START Extracted records

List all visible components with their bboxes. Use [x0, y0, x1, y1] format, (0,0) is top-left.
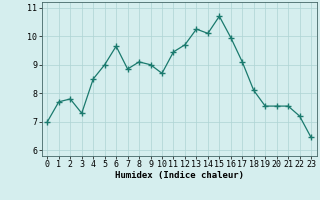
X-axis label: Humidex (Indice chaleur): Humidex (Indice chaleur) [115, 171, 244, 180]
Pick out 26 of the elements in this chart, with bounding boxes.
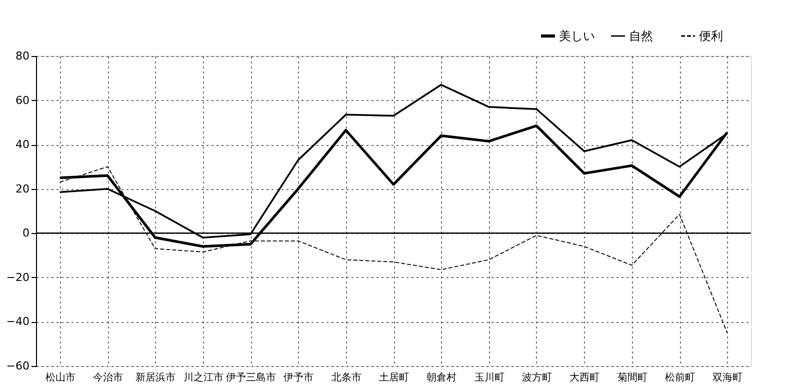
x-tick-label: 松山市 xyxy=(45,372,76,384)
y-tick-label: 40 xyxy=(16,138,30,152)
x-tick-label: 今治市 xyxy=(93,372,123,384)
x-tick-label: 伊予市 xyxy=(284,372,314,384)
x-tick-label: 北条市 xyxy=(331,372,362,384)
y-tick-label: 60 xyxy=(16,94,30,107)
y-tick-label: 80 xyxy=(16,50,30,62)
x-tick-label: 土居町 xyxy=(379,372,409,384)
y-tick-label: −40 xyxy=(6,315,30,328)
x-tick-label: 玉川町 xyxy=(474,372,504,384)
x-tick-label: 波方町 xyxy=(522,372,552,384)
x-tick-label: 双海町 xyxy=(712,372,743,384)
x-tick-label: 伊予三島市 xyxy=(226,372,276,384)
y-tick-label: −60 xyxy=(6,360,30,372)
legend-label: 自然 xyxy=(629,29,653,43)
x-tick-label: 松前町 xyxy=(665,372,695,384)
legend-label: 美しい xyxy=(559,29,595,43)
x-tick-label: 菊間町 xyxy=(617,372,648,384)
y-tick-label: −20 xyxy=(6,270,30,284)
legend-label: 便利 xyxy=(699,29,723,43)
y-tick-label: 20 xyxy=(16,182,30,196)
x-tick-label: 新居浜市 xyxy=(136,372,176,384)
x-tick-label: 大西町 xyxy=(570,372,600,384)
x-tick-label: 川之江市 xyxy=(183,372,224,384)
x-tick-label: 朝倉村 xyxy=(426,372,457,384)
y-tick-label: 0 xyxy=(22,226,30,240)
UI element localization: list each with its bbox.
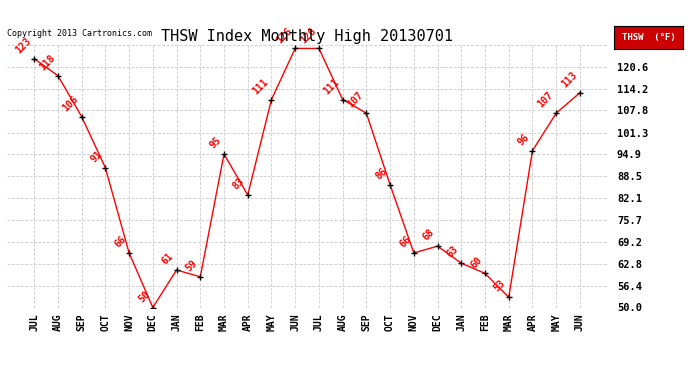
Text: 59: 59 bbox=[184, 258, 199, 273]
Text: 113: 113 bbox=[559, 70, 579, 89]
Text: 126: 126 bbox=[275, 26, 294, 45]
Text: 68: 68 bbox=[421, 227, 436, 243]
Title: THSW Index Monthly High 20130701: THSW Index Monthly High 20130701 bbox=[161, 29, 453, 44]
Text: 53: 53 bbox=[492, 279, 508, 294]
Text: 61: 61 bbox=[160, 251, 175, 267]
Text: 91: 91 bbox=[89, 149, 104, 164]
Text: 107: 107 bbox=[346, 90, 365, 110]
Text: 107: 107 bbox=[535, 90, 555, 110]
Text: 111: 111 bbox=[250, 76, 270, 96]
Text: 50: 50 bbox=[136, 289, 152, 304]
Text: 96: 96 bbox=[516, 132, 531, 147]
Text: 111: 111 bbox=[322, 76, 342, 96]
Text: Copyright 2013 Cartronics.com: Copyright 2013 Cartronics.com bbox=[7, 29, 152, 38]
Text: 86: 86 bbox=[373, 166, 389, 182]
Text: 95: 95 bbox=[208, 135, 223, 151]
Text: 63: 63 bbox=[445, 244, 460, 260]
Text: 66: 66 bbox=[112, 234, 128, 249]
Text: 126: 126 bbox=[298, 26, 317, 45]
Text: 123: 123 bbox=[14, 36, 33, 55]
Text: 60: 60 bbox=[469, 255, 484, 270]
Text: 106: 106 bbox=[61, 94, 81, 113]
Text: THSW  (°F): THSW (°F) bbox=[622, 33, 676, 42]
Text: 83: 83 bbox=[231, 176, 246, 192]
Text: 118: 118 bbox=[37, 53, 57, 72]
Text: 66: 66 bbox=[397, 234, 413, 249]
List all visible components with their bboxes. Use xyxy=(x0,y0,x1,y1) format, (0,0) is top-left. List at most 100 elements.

END Extracted records

Rewrite the records from their start through the line containing "Pick out 26", changing "chart" to "graph" and keeping everything else the same. Leave the pictures out.

### [Correct answer]
List all visible components with their bboxes. Use [x0, y0, x1, y1] format, (0,0) is top-left.
X-axis label: Humidex (Indice chaleur): Humidex (Indice chaleur) [115, 171, 244, 180]
Pick out 26 of the elements in this graph, with bounding boxes.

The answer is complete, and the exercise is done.